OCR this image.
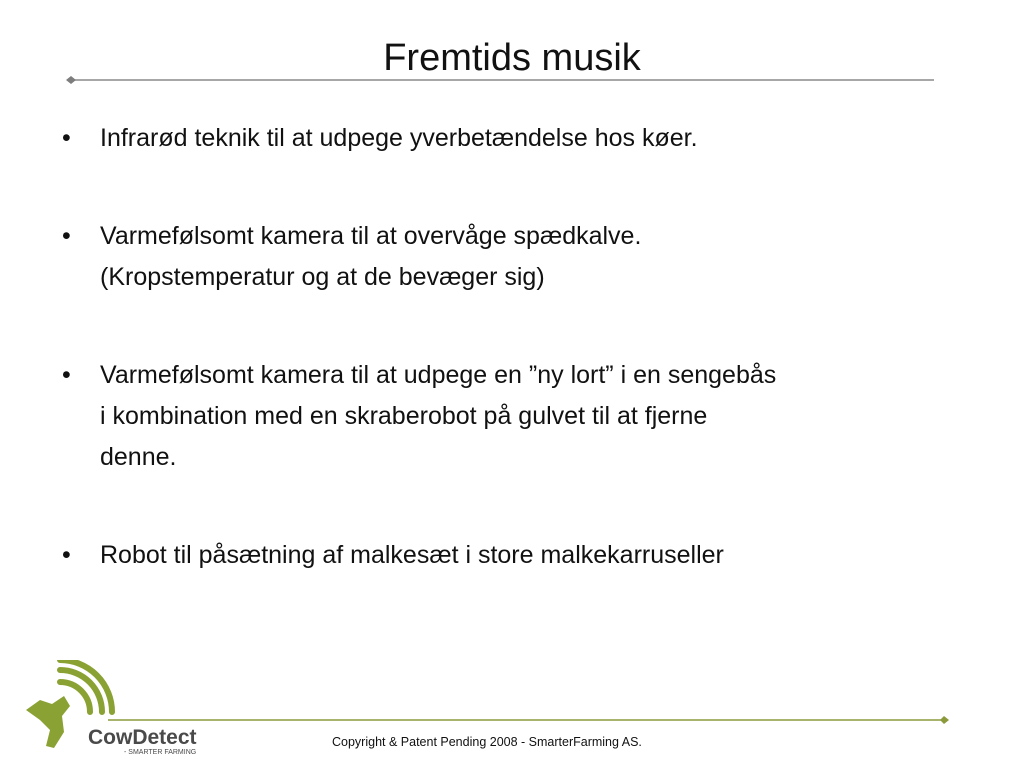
Fremtids musik
• Infrarød teknik til at udpege yverbetændelse hos køer.
• Varmefølsomt kamera til at overvåge spædkalve.
(Kropstemperatur og at de bevæger sig)
• Varmefølsomt kamera til at udpege en ”ny lort” i en sengebås
i kombination med en skraberobot på gulvet til at fjerne
denne.
• Robot til påsætning af malkesæt i store malkekarruseller
CowDetect
- SMARTER FARMING
Copyright & Patent Pending 2008 - SmarterFarming AS.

_TASK GOAL_. Exactly reproduce the entries above, minus the pictures.

_WRITTEN SOLUTION_.
OCR this image.
Fremtids musik
• Infrarød teknik til at udpege yverbetændelse hos køer.
• Varmefølsomt kamera til at overvåge spædkalve.
(Kropstemperatur og at de bevæger sig)
• Varmefølsomt kamera til at udpege en ”ny lort” i en sengebås
i kombination med en skraberobot på gulvet til at fjerne
denne.
• Robot til påsætning af malkesæt i store malkekarruseller
CowDetect
- SMARTER FARMING
Copyright & Patent Pending 2008 - SmarterFarming AS.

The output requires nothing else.